Every line with the word "JSON" in it should be extracted from the data that follows.

__________________________________________________

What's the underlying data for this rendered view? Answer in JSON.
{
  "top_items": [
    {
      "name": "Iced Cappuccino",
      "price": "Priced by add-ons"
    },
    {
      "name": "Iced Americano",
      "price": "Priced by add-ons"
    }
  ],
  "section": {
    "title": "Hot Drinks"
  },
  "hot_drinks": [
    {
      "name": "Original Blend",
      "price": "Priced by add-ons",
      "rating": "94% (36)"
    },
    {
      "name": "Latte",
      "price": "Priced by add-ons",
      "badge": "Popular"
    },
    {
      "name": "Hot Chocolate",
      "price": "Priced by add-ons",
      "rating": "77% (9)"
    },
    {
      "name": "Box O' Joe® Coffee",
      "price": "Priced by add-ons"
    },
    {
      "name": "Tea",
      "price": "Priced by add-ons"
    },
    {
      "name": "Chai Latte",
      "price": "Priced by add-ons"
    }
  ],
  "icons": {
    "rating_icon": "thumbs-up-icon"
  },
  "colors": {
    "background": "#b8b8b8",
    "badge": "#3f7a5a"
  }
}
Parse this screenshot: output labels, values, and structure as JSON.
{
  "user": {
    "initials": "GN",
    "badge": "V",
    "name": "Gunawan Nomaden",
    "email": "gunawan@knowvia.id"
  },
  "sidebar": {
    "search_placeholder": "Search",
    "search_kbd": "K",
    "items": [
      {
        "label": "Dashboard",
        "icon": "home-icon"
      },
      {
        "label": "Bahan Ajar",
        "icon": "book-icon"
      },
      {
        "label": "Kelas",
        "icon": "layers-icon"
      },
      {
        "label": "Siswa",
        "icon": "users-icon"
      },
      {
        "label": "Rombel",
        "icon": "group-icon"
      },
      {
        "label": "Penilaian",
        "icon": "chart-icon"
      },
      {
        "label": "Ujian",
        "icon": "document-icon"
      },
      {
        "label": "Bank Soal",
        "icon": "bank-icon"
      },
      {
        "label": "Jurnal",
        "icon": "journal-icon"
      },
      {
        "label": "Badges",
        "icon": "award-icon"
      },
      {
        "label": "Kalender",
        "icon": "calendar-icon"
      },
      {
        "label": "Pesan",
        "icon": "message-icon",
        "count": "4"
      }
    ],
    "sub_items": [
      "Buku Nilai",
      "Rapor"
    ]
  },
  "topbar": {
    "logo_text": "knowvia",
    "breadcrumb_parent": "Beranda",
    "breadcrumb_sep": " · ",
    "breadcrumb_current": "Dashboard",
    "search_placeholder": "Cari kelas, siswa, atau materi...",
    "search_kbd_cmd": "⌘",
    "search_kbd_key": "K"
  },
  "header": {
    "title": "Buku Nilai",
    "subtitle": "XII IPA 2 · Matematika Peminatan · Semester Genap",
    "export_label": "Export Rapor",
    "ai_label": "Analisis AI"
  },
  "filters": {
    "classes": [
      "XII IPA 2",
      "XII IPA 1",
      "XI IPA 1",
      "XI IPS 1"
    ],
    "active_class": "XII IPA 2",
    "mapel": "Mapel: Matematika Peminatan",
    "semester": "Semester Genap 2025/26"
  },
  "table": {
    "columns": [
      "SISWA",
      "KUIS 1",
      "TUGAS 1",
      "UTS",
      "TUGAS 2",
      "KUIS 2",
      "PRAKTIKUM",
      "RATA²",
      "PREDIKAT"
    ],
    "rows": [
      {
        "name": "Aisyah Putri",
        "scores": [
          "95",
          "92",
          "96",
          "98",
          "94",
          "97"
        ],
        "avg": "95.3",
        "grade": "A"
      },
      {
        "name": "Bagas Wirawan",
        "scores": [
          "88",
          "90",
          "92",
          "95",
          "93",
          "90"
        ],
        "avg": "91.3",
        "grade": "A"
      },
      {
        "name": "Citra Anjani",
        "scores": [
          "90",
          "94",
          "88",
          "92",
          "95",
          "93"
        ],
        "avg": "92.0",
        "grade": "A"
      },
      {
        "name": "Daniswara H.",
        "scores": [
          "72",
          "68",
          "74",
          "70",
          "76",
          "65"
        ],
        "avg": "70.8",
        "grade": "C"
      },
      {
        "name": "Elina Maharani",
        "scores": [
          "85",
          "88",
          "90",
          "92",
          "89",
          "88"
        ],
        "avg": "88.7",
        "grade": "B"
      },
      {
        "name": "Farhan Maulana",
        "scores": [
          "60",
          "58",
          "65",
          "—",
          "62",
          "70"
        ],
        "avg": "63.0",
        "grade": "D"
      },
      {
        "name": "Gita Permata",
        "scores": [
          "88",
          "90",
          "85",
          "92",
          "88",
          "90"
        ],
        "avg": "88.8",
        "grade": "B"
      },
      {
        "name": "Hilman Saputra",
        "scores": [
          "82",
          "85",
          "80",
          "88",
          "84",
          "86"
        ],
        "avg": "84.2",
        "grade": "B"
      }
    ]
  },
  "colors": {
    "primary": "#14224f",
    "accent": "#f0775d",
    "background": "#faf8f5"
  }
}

__________________________________________________

» **SOLUTION BELOW**:
What's the underlying data for this rendered view? Answer in JSON.
Parse this screenshot: output labels, values, and structure as JSON.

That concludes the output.